What you are asked to do: Gather up every line that includes the string "operazioni".
-- start Entries shown --
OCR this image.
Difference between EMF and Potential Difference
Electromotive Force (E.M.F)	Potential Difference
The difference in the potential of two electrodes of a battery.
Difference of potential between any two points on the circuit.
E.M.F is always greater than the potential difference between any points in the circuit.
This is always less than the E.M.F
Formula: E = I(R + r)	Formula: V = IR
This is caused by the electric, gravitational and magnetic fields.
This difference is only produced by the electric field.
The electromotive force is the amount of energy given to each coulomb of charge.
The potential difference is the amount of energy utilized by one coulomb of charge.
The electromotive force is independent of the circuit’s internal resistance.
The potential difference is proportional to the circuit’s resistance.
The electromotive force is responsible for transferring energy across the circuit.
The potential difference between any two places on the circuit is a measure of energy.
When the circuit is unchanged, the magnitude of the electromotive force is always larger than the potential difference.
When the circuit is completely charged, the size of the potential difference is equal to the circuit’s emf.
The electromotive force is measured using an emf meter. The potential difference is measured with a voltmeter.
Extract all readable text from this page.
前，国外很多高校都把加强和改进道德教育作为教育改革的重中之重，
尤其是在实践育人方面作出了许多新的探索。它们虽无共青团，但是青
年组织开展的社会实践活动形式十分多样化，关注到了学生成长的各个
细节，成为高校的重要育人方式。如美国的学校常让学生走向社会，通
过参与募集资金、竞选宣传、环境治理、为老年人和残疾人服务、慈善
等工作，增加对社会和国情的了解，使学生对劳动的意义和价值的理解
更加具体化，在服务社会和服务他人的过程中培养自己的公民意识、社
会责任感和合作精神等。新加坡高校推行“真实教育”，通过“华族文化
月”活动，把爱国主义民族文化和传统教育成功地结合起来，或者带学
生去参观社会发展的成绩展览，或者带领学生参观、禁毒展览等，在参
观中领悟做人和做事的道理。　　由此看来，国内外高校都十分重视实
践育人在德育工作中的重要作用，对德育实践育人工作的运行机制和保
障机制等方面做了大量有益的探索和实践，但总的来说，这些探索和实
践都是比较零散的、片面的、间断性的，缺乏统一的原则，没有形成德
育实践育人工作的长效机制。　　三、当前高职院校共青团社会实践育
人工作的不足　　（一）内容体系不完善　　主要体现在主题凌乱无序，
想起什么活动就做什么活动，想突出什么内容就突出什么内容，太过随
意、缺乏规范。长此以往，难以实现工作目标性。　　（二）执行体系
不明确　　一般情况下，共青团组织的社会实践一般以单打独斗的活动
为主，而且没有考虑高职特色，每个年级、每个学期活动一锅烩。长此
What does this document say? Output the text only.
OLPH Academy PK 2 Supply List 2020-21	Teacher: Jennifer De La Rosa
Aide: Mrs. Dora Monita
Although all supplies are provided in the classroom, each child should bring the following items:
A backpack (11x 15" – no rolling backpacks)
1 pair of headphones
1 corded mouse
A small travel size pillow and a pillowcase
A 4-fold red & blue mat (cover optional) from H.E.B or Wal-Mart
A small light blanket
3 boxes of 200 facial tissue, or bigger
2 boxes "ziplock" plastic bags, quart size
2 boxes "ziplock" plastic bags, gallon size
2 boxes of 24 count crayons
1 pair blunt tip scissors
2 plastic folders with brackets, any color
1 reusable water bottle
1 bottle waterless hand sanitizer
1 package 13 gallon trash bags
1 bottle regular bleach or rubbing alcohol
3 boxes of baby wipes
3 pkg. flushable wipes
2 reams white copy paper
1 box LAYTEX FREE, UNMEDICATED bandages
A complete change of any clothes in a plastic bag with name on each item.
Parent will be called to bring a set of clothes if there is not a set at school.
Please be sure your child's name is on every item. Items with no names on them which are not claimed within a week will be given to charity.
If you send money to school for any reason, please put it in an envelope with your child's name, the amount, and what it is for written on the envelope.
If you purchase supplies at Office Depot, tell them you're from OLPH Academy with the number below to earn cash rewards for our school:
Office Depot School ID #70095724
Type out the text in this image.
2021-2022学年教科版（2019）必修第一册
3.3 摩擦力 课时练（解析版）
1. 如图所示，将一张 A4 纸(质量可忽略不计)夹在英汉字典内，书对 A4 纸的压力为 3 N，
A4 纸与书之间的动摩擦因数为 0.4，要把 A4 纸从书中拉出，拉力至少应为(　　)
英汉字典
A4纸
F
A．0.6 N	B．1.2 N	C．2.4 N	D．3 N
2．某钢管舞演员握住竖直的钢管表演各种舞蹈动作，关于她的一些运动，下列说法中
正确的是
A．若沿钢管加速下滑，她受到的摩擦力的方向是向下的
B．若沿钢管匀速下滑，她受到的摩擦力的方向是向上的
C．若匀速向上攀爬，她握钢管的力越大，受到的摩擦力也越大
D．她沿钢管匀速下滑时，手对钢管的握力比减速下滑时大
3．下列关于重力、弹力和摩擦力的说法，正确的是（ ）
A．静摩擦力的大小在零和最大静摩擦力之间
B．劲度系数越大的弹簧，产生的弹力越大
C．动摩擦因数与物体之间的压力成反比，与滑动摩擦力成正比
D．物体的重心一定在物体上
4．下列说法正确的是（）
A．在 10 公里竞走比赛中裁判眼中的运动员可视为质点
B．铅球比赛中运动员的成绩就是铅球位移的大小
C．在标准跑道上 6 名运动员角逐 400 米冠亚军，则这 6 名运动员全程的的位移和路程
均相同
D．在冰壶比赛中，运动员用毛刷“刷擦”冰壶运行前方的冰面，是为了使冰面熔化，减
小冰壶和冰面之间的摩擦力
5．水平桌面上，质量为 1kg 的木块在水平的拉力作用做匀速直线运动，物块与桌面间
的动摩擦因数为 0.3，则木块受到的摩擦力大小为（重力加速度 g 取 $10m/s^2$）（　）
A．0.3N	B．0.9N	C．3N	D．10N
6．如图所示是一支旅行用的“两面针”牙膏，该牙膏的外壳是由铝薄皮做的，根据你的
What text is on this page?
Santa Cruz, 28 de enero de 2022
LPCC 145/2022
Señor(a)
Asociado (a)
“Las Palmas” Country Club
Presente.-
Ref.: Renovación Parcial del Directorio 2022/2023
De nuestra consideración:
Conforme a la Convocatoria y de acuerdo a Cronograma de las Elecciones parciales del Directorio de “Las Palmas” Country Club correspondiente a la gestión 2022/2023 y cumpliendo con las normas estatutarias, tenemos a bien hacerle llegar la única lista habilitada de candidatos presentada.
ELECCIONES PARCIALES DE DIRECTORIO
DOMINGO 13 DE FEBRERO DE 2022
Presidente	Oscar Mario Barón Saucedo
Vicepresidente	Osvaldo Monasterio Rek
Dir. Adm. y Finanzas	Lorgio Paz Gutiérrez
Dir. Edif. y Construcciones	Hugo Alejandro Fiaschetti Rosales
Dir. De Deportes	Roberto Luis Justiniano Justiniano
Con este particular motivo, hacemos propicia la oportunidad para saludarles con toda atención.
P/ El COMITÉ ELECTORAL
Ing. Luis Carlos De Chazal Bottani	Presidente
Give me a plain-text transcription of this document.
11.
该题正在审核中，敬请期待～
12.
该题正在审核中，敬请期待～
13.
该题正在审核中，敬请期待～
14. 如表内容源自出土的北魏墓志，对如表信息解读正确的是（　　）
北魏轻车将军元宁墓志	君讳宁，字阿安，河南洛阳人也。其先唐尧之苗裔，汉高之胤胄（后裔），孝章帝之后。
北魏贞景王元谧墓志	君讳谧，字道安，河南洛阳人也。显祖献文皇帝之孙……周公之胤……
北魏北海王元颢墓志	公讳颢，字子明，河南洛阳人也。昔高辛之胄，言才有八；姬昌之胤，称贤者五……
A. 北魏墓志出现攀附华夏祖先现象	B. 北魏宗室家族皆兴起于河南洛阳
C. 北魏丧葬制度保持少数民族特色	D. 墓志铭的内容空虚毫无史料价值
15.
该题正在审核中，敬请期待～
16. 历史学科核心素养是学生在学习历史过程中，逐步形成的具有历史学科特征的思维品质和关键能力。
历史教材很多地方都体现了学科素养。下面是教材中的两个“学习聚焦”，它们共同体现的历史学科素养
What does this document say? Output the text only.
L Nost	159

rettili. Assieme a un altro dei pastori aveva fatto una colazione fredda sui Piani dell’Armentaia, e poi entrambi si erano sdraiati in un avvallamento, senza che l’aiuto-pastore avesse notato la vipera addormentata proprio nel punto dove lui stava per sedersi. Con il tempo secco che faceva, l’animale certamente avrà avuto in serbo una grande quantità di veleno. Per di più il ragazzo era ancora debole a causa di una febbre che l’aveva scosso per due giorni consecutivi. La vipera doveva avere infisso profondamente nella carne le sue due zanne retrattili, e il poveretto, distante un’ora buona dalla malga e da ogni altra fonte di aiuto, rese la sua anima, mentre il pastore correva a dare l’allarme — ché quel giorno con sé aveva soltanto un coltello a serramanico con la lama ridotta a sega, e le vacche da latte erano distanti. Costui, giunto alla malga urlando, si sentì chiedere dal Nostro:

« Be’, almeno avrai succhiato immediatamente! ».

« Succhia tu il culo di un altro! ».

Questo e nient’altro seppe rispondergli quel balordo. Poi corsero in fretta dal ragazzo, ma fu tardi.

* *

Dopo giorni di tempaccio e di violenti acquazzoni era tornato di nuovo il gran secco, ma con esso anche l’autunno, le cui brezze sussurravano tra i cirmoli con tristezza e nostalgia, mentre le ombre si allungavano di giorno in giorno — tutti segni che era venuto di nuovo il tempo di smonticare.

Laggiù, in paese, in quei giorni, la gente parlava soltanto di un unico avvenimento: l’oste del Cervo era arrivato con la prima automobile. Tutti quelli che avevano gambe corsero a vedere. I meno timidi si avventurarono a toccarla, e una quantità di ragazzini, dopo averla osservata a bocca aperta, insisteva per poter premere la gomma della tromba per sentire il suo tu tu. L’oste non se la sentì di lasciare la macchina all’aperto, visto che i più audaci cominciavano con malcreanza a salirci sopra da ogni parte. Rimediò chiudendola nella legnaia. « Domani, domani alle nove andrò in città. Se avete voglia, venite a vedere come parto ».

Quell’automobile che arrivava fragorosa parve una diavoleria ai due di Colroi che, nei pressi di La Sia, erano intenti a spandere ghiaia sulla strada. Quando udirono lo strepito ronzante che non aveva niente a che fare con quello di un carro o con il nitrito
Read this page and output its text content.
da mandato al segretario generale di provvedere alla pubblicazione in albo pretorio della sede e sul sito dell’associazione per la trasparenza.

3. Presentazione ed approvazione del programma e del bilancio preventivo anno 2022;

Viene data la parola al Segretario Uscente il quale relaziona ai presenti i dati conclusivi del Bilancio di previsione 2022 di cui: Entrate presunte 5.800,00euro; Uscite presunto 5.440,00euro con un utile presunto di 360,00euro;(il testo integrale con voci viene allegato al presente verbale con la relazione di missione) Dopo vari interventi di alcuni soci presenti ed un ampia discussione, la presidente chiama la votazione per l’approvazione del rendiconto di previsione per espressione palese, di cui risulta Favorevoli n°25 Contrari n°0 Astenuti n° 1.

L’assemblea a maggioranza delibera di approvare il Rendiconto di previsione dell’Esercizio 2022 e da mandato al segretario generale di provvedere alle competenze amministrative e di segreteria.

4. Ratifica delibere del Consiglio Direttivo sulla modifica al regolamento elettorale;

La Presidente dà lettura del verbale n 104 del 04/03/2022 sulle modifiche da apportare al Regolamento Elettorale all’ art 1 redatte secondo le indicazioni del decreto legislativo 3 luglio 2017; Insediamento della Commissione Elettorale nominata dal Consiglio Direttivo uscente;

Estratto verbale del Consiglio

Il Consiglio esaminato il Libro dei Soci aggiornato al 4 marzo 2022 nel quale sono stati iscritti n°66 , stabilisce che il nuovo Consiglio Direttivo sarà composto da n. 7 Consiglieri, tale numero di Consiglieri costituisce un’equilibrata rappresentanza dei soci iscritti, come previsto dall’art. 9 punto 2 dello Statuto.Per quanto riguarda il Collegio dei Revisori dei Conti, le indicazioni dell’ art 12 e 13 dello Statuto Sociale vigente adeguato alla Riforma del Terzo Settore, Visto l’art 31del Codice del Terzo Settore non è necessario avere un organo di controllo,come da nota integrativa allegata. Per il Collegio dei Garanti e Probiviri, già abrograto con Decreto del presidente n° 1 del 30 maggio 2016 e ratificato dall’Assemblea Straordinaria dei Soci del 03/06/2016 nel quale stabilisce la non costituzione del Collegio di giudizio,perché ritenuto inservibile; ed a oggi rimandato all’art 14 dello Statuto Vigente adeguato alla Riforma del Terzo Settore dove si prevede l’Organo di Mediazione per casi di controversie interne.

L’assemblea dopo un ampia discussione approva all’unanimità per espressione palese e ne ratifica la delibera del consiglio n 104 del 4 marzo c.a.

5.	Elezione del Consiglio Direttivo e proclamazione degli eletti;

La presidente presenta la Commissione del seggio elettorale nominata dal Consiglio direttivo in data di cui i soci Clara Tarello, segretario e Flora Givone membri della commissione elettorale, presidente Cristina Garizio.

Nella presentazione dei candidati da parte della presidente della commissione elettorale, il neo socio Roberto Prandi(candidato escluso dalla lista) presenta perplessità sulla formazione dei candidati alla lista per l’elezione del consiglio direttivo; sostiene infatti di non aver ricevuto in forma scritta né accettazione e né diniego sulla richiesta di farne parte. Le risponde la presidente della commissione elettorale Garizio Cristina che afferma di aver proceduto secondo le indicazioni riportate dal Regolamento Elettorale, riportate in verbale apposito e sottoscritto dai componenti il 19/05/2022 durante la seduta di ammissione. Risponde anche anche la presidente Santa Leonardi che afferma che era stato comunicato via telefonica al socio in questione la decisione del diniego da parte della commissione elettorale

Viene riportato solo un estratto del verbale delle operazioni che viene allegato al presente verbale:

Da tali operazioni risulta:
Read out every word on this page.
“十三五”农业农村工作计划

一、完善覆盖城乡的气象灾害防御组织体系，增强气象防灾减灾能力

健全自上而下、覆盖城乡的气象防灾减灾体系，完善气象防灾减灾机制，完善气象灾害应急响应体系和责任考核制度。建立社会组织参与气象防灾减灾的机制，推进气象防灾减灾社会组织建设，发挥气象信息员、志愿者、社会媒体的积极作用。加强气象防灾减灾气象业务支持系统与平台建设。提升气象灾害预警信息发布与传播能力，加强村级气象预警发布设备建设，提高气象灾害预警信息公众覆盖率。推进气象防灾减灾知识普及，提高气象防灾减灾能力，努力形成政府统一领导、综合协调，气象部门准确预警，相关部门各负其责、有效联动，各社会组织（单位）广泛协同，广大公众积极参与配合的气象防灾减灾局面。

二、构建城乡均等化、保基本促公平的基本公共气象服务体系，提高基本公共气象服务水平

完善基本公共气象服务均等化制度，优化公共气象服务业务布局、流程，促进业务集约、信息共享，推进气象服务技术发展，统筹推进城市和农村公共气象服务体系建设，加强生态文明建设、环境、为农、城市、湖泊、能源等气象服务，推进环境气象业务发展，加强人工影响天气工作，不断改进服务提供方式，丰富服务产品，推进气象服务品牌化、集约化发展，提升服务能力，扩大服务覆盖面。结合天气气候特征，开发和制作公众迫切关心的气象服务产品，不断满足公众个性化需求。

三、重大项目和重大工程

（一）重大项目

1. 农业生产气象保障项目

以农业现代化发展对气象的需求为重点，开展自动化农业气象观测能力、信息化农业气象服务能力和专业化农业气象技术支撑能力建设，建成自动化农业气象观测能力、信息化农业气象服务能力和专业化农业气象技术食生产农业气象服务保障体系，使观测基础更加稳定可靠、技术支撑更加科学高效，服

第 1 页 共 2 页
-- end Entries shown --
Correct result:
Viene riportato solo un estratto del verbale delle operazioni che viene allegato al presente verbale:
Da tali operazioni risulta:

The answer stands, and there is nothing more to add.